--- BEGIN SOURCE DATA ---

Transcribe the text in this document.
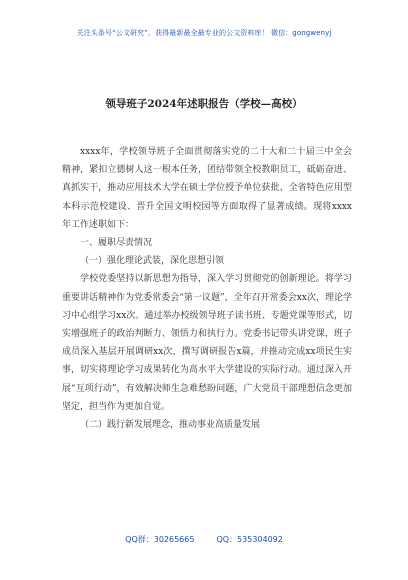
关注头条号“公文研究”，获得最新最全最专业的公文资料库！ 微信：gongwenyj
领导班子2024年述职报告（学校—高校）

xxxx年，学校领导班子全面贯彻落实党的二十大和二十届三中全会精神，紧扣立德树人这一根本任务，团结带领全校教职员工，砥砺奋进、真抓实干，推动应用技术大学在硕士学位授予单位获批、全省特色应用型本科示范校建设、晋升全国文明校园等方面取得了显著成绩。现将xxxx年工作述职如下：

一、履职尽责情况

（一）强化理论武装，深化思想引领

学校党委坚持以新思想为指导，深入学习贯彻党的创新理论。将学习重要讲话精神作为党委常委会“第一议题”，全年召开常委会xx次，理论学习中心组学习xx次。通过举办校级领导班子读书班、专题党课等形式，切实增强班子的政治判断力、领悟力和执行力。党委书记带头讲党课，班子成员深入基层开展调研xx次，撰写调研报告x篇，并推动完成xx项民生实事，切实将理论学习成果转化为高水平大学建设的实际行动。通过深入开展“互项行动”，有效解决师生急难愁盼问题，广大党员干部理想信念更加坚定，担当作为更加自觉。

（二）践行新发展理念，推动事业高质量发展

QQ群：30265665	QQ：535304092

--- END SOURCE DATA ---

* [TASK REQUIREMENTS]:
Go through the entries above and print each one exactly, minus the pictures.

* [EXERCISE ANSWER]:
Transcribe the text in this document.
关注头条号“公文研究”，获得最新最全最专业的公文资料库！ 微信：gongwenyj
领导班子2024年述职报告（学校—高校）

xxxx年，学校领导班子全面贯彻落实党的二十大和二十届三中全会精神，紧扣立德树人这一根本任务，团结带领全校教职员工，砥砺奋进、真抓实干，推动应用技术大学在硕士学位授予单位获批、全省特色应用型本科示范校建设、晋升全国文明校园等方面取得了显著成绩。现将xxxx年工作述职如下：

一、履职尽责情况

（一）强化理论武装，深化思想引领

学校党委坚持以新思想为指导，深入学习贯彻党的创新理论。将学习重要讲话精神作为党委常委会“第一议题”，全年召开常委会xx次，理论学习中心组学习xx次。通过举办校级领导班子读书班、专题党课等形式，切实增强班子的政治判断力、领悟力和执行力。党委书记带头讲党课，班子成员深入基层开展调研xx次，撰写调研报告x篇，并推动完成xx项民生实事，切实将理论学习成果转化为高水平大学建设的实际行动。通过深入开展“互项行动”，有效解决师生急难愁盼问题，广大党员干部理想信念更加坚定，担当作为更加自觉。

（二）践行新发展理念，推动事业高质量发展

QQ群：30265665	QQ：535304092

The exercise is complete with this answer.